* **GIVEN INFORMATION**
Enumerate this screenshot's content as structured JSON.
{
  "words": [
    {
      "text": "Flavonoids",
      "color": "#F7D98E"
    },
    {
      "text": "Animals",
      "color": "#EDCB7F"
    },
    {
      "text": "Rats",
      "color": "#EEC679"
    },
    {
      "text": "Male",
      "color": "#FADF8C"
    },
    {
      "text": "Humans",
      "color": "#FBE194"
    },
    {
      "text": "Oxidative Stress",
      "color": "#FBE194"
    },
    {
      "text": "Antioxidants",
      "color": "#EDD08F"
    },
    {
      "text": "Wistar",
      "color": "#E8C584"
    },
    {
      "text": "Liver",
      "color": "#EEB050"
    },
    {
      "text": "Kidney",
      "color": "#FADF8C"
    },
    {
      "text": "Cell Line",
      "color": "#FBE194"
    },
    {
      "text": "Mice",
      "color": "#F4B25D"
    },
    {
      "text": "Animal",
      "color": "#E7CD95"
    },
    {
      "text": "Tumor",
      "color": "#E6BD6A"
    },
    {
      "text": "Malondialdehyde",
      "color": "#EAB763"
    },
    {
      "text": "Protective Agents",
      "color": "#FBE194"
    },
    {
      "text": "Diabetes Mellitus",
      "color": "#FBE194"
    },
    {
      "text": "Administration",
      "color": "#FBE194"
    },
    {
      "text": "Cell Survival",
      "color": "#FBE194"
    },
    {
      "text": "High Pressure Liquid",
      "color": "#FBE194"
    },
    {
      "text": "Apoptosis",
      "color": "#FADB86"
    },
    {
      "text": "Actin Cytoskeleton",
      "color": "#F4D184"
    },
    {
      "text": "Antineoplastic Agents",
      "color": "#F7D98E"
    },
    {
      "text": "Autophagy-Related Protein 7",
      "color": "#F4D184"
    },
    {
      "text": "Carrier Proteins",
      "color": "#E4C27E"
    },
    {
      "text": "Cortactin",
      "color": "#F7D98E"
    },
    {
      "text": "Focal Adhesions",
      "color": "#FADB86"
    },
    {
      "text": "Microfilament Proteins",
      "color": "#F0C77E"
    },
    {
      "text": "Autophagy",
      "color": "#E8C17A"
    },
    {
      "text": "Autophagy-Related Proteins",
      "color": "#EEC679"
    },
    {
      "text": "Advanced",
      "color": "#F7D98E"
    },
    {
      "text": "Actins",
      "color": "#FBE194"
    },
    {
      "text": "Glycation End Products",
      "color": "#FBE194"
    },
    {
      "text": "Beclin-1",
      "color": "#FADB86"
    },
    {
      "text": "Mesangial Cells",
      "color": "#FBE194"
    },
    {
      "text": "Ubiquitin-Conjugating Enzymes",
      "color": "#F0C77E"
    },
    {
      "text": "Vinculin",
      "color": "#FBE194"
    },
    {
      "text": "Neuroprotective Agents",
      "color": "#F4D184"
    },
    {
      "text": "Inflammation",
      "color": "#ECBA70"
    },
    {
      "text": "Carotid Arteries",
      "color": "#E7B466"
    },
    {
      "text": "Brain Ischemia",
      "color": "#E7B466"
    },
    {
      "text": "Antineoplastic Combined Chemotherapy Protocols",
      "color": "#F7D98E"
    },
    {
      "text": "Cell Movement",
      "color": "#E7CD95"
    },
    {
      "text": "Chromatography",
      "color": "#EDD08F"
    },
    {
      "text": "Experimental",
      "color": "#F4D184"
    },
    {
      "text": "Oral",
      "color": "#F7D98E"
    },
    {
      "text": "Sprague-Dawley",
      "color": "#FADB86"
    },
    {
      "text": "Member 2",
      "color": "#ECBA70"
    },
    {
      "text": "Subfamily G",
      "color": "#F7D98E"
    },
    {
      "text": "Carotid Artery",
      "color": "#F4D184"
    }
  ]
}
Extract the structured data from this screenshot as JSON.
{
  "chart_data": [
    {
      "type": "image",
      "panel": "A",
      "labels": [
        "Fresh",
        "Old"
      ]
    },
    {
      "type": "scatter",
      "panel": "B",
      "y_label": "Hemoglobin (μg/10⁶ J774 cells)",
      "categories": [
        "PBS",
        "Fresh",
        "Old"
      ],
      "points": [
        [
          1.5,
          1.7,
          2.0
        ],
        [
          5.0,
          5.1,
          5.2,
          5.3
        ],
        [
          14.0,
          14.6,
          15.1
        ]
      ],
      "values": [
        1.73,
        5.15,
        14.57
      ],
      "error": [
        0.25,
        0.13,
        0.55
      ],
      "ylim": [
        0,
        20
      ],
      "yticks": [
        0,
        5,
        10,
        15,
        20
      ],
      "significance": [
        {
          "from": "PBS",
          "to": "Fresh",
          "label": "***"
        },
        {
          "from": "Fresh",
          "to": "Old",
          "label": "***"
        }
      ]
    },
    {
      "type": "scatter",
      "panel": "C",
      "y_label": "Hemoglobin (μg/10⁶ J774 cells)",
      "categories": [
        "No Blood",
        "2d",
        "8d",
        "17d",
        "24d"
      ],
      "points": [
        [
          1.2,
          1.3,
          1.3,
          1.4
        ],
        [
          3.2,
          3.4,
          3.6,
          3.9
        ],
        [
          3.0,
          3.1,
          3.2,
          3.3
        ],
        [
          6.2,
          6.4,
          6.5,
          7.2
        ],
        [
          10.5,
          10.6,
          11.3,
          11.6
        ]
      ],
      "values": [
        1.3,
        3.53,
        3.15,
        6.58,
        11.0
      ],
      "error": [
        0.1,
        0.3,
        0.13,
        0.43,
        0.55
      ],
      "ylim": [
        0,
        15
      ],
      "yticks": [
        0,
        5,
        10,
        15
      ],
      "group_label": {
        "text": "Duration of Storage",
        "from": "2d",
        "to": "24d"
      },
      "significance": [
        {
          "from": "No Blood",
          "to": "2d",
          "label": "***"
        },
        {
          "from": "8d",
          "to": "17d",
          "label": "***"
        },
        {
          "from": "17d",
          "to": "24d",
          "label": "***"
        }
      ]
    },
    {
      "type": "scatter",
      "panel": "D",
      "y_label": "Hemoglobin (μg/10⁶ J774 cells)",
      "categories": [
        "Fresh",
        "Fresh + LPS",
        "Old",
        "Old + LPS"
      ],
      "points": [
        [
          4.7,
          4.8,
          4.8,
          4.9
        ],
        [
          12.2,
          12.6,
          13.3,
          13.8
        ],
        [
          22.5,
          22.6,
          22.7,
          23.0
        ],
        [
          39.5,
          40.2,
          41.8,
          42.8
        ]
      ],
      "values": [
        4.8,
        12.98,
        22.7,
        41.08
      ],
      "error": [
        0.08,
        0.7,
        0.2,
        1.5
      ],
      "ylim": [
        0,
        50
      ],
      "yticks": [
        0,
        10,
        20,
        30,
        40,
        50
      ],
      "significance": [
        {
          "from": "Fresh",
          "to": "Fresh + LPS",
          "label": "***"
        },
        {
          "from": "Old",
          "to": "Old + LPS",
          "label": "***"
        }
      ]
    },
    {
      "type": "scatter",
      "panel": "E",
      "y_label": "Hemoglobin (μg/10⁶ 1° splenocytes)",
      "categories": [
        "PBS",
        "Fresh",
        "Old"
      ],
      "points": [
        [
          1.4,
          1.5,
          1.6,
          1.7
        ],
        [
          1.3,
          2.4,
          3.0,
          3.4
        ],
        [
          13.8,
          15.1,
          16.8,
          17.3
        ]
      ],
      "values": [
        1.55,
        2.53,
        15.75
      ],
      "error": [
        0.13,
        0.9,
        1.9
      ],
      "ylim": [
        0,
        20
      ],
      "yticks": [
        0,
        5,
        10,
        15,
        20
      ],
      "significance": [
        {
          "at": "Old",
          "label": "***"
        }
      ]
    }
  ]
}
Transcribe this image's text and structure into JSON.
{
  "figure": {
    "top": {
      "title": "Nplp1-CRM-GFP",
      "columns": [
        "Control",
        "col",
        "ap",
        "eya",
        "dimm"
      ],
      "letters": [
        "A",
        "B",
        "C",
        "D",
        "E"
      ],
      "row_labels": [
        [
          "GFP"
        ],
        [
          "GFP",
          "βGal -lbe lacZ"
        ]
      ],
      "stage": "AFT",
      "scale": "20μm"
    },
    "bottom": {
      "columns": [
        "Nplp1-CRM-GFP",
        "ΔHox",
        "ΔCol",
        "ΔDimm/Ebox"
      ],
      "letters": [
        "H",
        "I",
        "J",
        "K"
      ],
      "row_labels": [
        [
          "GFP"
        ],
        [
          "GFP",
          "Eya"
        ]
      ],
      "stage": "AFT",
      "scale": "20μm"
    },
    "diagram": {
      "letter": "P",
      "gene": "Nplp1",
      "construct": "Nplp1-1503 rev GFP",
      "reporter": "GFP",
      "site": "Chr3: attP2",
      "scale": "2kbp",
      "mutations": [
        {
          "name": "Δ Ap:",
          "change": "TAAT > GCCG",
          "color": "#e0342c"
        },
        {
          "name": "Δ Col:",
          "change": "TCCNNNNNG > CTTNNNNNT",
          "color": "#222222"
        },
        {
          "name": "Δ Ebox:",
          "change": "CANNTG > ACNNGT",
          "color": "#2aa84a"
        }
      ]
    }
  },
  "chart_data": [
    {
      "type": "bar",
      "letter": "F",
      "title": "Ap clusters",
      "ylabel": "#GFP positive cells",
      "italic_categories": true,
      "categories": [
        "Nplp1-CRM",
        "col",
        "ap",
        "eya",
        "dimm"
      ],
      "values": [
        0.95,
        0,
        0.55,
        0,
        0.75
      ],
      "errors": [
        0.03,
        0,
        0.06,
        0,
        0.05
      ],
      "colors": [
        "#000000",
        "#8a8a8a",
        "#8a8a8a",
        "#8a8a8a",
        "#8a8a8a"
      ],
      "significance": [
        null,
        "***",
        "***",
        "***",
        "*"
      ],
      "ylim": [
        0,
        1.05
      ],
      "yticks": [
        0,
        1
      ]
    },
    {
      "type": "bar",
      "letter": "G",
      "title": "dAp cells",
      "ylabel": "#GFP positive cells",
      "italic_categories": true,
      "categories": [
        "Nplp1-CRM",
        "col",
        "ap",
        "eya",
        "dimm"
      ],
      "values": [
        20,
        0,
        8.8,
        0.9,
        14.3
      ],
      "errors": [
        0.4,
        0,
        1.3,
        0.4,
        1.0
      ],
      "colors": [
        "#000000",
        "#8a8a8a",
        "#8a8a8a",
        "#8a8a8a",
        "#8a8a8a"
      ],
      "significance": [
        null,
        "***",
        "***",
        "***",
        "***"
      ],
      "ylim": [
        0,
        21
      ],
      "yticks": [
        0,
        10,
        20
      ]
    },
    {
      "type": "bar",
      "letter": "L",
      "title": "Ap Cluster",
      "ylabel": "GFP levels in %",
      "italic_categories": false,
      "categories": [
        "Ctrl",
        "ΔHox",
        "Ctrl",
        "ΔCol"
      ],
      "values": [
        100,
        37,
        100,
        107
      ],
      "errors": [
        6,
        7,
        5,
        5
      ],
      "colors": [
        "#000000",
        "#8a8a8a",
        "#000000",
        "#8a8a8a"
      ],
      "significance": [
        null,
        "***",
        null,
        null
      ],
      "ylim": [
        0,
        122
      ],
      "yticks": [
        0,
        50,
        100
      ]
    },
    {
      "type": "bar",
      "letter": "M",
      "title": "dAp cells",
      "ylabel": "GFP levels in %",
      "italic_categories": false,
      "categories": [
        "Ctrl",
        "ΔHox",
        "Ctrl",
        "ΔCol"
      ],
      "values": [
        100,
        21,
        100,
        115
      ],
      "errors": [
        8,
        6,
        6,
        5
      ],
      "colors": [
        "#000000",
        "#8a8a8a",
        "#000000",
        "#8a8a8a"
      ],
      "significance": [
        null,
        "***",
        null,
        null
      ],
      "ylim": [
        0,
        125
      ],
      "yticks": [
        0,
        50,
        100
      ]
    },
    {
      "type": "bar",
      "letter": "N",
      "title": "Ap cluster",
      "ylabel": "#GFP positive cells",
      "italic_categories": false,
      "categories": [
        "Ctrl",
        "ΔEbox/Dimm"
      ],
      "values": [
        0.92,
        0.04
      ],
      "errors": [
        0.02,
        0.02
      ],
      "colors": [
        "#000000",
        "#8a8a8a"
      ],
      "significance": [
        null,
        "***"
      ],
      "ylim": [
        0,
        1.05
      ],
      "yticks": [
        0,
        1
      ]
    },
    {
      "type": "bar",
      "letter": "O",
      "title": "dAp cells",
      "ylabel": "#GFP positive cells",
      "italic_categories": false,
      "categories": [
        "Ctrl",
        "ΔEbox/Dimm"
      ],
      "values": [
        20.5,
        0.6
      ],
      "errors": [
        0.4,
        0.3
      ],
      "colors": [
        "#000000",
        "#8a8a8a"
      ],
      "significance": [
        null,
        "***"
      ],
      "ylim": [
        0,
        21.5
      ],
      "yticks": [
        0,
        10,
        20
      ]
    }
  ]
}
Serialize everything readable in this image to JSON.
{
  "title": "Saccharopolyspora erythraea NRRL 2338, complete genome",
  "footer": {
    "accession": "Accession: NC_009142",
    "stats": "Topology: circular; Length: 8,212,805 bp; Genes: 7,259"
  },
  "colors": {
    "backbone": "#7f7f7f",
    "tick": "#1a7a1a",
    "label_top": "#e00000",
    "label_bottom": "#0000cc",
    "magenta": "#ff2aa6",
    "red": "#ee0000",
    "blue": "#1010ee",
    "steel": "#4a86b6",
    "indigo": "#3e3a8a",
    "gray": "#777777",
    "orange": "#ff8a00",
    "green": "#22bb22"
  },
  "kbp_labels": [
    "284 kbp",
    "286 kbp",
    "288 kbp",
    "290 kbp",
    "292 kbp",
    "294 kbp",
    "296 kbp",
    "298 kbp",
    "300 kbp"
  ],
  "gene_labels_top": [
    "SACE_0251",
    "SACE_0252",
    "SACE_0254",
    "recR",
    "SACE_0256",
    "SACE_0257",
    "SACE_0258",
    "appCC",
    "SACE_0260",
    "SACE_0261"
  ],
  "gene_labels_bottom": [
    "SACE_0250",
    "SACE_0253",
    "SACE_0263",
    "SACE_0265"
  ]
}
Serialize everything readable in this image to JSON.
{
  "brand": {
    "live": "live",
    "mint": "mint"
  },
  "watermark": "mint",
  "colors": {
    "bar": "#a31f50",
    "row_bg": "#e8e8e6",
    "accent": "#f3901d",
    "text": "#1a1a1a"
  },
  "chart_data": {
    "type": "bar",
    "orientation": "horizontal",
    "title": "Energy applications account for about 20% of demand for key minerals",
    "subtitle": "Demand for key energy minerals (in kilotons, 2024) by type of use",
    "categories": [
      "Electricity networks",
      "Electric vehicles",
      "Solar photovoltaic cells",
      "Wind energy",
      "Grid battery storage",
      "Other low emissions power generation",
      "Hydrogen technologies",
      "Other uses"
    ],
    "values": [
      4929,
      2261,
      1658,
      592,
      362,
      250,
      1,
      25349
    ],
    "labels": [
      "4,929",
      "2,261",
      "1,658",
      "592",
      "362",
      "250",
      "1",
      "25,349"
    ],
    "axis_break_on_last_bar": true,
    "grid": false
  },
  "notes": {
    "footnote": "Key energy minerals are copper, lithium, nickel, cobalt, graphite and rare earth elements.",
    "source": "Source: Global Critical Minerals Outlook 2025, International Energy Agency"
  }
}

* **WHAT THE TASK REQUIRES**
Write out every line from the entries where "image" appears.

* **SOLUTION FOR THIS PROBLEM**
      "type": "image",
Transcribe this image's text and structure into JSON.
Serialize everything readable in this image to JSON.
Serialize everything readable in this image to JSON.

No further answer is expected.